* [EXERCISE DIRECTIONS]: Go through the records and copy each line where the word "team" occurs.

* [LISTING]:
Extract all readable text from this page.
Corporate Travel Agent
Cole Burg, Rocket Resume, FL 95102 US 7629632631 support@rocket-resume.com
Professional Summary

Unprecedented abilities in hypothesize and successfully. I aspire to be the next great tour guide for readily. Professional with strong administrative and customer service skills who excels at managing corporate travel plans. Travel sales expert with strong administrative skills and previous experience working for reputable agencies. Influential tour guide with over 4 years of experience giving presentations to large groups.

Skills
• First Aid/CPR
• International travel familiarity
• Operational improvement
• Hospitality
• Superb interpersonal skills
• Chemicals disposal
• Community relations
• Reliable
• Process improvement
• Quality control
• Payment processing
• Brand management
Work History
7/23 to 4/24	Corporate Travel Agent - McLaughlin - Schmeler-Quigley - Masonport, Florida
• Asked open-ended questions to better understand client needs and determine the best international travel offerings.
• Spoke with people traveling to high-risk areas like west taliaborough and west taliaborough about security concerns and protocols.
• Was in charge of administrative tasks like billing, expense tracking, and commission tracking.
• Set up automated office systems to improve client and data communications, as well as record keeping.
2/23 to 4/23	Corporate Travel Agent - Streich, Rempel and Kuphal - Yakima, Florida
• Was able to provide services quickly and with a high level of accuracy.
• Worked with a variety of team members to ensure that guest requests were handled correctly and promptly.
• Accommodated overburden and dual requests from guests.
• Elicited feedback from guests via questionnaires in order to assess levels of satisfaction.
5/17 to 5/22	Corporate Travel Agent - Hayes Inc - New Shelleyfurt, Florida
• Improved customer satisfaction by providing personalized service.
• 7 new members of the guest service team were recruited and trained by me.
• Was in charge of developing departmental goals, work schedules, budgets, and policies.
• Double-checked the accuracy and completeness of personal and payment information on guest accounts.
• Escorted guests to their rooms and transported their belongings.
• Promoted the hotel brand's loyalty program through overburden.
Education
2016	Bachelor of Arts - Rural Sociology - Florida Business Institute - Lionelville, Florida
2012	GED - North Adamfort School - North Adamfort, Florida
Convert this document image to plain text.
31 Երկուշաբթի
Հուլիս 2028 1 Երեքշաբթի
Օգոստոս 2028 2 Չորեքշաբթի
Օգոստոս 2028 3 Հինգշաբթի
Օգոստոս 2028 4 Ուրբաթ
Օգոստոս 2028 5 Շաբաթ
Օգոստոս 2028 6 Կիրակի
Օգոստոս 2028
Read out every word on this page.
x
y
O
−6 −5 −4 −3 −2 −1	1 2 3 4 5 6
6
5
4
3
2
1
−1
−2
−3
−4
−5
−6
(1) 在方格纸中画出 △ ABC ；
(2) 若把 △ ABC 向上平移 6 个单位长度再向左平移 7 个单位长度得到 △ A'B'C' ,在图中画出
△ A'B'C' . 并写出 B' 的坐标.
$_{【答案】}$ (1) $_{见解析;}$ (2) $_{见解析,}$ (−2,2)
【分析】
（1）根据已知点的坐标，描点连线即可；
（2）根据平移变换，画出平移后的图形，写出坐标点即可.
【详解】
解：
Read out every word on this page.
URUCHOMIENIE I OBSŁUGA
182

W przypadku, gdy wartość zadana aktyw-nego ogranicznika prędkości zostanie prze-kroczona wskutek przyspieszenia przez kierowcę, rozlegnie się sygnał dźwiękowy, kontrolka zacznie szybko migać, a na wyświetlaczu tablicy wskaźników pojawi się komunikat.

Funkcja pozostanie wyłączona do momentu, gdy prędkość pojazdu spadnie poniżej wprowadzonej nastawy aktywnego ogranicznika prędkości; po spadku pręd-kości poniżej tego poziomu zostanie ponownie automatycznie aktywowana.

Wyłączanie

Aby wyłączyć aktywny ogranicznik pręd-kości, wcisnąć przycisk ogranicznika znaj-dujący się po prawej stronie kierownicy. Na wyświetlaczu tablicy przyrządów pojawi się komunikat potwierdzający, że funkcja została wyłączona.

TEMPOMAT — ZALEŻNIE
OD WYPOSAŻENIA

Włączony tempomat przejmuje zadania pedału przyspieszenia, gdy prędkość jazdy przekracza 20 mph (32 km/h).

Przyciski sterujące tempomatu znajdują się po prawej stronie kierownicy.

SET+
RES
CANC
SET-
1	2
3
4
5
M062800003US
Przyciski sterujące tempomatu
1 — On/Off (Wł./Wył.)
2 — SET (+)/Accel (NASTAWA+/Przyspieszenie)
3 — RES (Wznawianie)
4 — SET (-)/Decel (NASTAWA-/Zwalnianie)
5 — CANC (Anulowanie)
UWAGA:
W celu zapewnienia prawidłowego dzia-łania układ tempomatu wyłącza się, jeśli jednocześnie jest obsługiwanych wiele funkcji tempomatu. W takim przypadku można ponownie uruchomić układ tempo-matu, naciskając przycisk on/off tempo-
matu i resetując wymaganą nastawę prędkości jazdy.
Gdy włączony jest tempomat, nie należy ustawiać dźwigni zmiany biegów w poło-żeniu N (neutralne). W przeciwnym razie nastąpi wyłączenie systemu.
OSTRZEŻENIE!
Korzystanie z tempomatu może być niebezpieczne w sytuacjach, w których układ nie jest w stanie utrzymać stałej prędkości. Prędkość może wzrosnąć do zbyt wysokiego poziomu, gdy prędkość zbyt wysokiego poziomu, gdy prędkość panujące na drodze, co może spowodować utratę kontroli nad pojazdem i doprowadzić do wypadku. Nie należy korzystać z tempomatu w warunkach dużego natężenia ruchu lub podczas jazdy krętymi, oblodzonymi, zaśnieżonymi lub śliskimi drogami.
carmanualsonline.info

* [SOLUTION FOR THIS TASK]:
• Worked with a variety of team members to ensure that guest requests were handled correctly and promptly.
• 7 new members of the guest service team were recruited and trained by me.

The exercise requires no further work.